◆ **Problem requirements**
Find the number of lines in these records where the word "export" appears. Reply with that number and nothing more.

[Data excerpts]
————
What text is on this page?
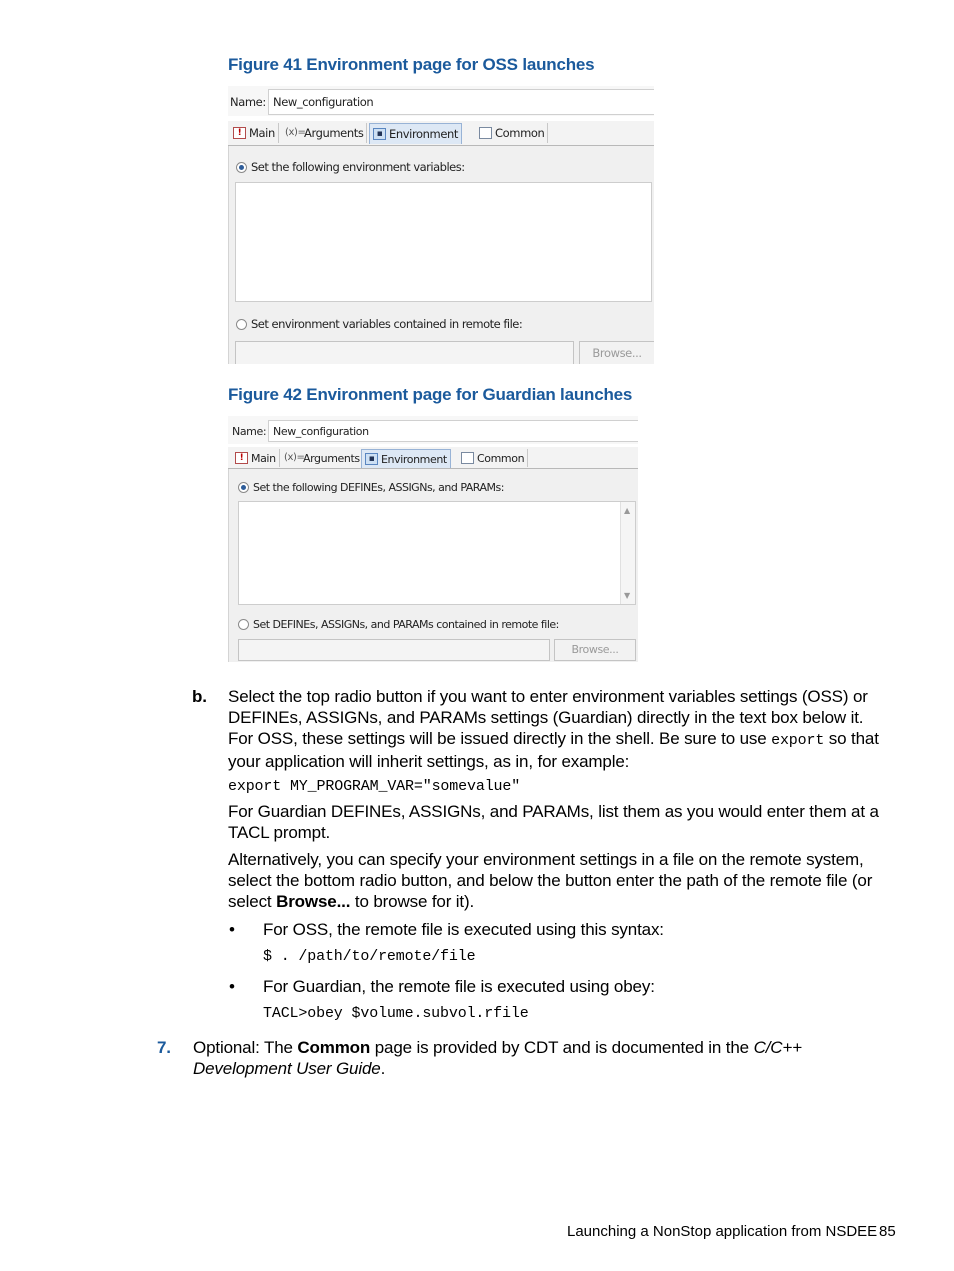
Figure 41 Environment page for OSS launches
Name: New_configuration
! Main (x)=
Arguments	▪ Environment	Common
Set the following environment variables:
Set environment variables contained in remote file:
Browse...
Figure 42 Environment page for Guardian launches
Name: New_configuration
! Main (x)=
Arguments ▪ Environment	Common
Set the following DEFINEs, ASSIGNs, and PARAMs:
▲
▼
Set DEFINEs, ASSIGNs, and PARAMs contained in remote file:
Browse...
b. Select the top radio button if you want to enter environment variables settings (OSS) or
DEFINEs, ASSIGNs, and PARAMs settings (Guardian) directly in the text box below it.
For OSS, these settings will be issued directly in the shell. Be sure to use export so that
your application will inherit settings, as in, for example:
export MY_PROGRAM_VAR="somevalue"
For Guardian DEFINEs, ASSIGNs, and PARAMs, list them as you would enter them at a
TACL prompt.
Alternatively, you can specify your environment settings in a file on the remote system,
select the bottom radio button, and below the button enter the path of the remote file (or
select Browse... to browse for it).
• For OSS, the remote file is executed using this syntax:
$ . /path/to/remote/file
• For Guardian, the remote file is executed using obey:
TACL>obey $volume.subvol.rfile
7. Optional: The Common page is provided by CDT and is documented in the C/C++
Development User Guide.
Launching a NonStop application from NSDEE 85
————
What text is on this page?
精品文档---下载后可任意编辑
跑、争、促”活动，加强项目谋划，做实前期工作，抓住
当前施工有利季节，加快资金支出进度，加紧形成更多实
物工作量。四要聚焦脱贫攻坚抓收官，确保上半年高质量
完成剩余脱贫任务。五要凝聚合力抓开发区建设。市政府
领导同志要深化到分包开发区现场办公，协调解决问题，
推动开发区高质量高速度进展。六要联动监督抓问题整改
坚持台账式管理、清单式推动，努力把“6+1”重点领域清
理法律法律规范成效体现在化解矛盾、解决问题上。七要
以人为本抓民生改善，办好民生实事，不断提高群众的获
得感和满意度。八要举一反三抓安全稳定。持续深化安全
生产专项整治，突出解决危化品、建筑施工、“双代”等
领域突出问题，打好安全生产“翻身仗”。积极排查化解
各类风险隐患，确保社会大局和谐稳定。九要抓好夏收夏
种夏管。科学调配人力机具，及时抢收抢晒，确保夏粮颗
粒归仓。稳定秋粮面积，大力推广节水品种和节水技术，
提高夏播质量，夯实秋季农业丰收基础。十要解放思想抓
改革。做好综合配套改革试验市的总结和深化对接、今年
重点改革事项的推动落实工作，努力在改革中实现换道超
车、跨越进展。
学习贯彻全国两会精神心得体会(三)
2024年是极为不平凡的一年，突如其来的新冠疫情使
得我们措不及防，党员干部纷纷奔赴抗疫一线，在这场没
————
◆ **Completed task**
2